Given exercise:
In full and without alteration, give the listing again.

Records to use:
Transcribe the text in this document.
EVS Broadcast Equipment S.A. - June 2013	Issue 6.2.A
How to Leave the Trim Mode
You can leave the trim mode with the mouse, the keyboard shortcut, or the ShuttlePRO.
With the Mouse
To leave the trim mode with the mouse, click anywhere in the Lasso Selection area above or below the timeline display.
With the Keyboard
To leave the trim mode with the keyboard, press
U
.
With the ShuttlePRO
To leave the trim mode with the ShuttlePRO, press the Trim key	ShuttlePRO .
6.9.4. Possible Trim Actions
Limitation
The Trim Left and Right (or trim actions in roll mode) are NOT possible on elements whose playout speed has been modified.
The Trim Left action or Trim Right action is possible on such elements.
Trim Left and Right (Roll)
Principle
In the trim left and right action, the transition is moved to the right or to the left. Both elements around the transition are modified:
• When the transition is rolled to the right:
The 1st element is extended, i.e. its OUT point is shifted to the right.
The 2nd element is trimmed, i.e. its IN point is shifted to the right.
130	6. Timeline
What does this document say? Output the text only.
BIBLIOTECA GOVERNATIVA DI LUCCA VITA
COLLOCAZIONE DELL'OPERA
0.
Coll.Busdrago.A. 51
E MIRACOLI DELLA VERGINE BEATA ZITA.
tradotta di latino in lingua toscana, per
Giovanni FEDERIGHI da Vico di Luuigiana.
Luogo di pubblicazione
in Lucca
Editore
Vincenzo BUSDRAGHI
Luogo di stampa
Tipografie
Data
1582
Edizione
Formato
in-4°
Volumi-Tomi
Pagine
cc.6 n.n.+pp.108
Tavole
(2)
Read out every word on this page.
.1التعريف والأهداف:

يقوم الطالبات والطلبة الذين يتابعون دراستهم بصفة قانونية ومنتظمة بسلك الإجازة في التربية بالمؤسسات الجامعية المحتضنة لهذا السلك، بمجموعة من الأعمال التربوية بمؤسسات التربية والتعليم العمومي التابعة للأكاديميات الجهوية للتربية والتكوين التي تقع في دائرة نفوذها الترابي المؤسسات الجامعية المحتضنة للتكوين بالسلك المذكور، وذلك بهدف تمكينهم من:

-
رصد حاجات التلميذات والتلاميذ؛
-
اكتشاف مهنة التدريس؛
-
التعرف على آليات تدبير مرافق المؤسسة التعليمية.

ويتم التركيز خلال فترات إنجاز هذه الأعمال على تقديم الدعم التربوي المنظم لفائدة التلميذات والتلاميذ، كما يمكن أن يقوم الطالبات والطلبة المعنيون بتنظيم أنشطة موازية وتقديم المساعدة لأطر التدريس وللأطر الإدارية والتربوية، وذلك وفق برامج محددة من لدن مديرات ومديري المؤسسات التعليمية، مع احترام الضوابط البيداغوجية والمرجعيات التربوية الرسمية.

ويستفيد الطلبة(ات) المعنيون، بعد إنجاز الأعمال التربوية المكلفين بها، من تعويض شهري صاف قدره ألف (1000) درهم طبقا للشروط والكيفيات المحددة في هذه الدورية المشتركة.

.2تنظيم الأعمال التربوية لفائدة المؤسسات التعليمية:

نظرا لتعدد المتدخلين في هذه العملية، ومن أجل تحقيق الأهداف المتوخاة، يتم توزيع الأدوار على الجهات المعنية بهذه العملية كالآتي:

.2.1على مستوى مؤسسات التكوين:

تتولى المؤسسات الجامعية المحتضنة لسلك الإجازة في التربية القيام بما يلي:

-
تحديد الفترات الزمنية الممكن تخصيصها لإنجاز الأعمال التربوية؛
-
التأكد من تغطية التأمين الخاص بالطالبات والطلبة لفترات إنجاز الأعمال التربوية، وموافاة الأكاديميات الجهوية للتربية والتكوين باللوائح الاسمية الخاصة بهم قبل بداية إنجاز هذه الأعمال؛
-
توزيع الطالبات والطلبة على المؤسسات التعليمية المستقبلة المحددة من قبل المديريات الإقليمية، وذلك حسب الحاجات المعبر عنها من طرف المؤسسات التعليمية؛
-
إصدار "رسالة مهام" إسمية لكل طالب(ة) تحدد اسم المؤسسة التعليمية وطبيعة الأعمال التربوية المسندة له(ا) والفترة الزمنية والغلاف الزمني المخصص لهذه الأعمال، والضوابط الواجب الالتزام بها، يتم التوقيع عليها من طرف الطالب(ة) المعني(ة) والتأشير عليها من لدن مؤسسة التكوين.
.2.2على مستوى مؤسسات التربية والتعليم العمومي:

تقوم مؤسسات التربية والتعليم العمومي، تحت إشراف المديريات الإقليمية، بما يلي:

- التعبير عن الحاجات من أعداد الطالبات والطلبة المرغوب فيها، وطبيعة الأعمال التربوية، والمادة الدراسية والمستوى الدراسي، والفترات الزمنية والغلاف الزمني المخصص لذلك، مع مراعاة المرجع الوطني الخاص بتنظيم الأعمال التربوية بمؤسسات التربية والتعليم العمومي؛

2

Exercise solution:
Transcribe the text in this document.
EVS Broadcast Equipment S.A. - June 2013	Issue 6.2.A
How to Leave the Trim Mode
You can leave the trim mode with the mouse, the keyboard shortcut, or the ShuttlePRO.
With the Mouse
To leave the trim mode with the mouse, click anywhere in the Lasso Selection area above or below the timeline display.
With the Keyboard
To leave the trim mode with the keyboard, press
U
.
With the ShuttlePRO
To leave the trim mode with the ShuttlePRO, press the Trim key	ShuttlePRO .
6.9.4. Possible Trim Actions
Limitation
The Trim Left and Right (or trim actions in roll mode) are NOT possible on elements whose playout speed has been modified.
The Trim Left action or Trim Right action is possible on such elements.
Trim Left and Right (Roll)
Principle
In the trim left and right action, the transition is moved to the right or to the left. Both elements around the transition are modified:
• When the transition is rolled to the right:
The 1st element is extended, i.e. its OUT point is shifted to the right.
The 2nd element is trimmed, i.e. its IN point is shifted to the right.
130	6. Timeline
What does this document say? Output the text only.
BIBLIOTECA GOVERNATIVA DI LUCCA VITA
COLLOCAZIONE DELL'OPERA
0.
Coll.Busdrago.A. 51
E MIRACOLI DELLA VERGINE BEATA ZITA.
tradotta di latino in lingua toscana, per
Giovanni FEDERIGHI da Vico di Luuigiana.
Luogo di pubblicazione
in Lucca
Editore
Vincenzo BUSDRAGHI
Luogo di stampa
Tipografie
Data
1582
Edizione
Formato
in-4°
Volumi-Tomi
Pagine
cc.6 n.n.+pp.108
Tavole
(2)
Read out every word on this page.
.1التعريف والأهداف:

يقوم الطالبات والطلبة الذين يتابعون دراستهم بصفة قانونية ومنتظمة بسلك الإجازة في التربية بالمؤسسات الجامعية المحتضنة لهذا السلك، بمجموعة من الأعمال التربوية بمؤسسات التربية والتعليم العمومي التابعة للأكاديميات الجهوية للتربية والتكوين التي تقع في دائرة نفوذها الترابي المؤسسات الجامعية المحتضنة للتكوين بالسلك المذكور، وذلك بهدف تمكينهم من:

-
رصد حاجات التلميذات والتلاميذ؛
-
اكتشاف مهنة التدريس؛
-
التعرف على آليات تدبير مرافق المؤسسة التعليمية.

ويتم التركيز خلال فترات إنجاز هذه الأعمال على تقديم الدعم التربوي المنظم لفائدة التلميذات والتلاميذ، كما يمكن أن يقوم الطالبات والطلبة المعنيون بتنظيم أنشطة موازية وتقديم المساعدة لأطر التدريس وللأطر الإدارية والتربوية، وذلك وفق برامج محددة من لدن مديرات ومديري المؤسسات التعليمية، مع احترام الضوابط البيداغوجية والمرجعيات التربوية الرسمية.

ويستفيد الطلبة(ات) المعنيون، بعد إنجاز الأعمال التربوية المكلفين بها، من تعويض شهري صاف قدره ألف (1000) درهم طبقا للشروط والكيفيات المحددة في هذه الدورية المشتركة.

.2تنظيم الأعمال التربوية لفائدة المؤسسات التعليمية:

نظرا لتعدد المتدخلين في هذه العملية، ومن أجل تحقيق الأهداف المتوخاة، يتم توزيع الأدوار على الجهات المعنية بهذه العملية كالآتي:

.2.1على مستوى مؤسسات التكوين:

تتولى المؤسسات الجامعية المحتضنة لسلك الإجازة في التربية القيام بما يلي:

-
تحديد الفترات الزمنية الممكن تخصيصها لإنجاز الأعمال التربوية؛
-
التأكد من تغطية التأمين الخاص بالطالبات والطلبة لفترات إنجاز الأعمال التربوية، وموافاة الأكاديميات الجهوية للتربية والتكوين باللوائح الاسمية الخاصة بهم قبل بداية إنجاز هذه الأعمال؛
-
توزيع الطالبات والطلبة على المؤسسات التعليمية المستقبلة المحددة من قبل المديريات الإقليمية، وذلك حسب الحاجات المعبر عنها من طرف المؤسسات التعليمية؛
-
إصدار "رسالة مهام" إسمية لكل طالب(ة) تحدد اسم المؤسسة التعليمية وطبيعة الأعمال التربوية المسندة له(ا) والفترة الزمنية والغلاف الزمني المخصص لهذه الأعمال، والضوابط الواجب الالتزام بها، يتم التوقيع عليها من طرف الطالب(ة) المعني(ة) والتأشير عليها من لدن مؤسسة التكوين.
.2.2على مستوى مؤسسات التربية والتعليم العمومي:

تقوم مؤسسات التربية والتعليم العمومي، تحت إشراف المديريات الإقليمية، بما يلي:

- التعبير عن الحاجات من أعداد الطالبات والطلبة المرغوب فيها، وطبيعة الأعمال التربوية، والمادة الدراسية والمستوى الدراسي، والفترات الزمنية والغلاف الزمني المخصص لذلك، مع مراعاة المرجع الوطني الخاص بتنظيم الأعمال التربوية بمؤسسات التربية والتعليم العمومي؛

2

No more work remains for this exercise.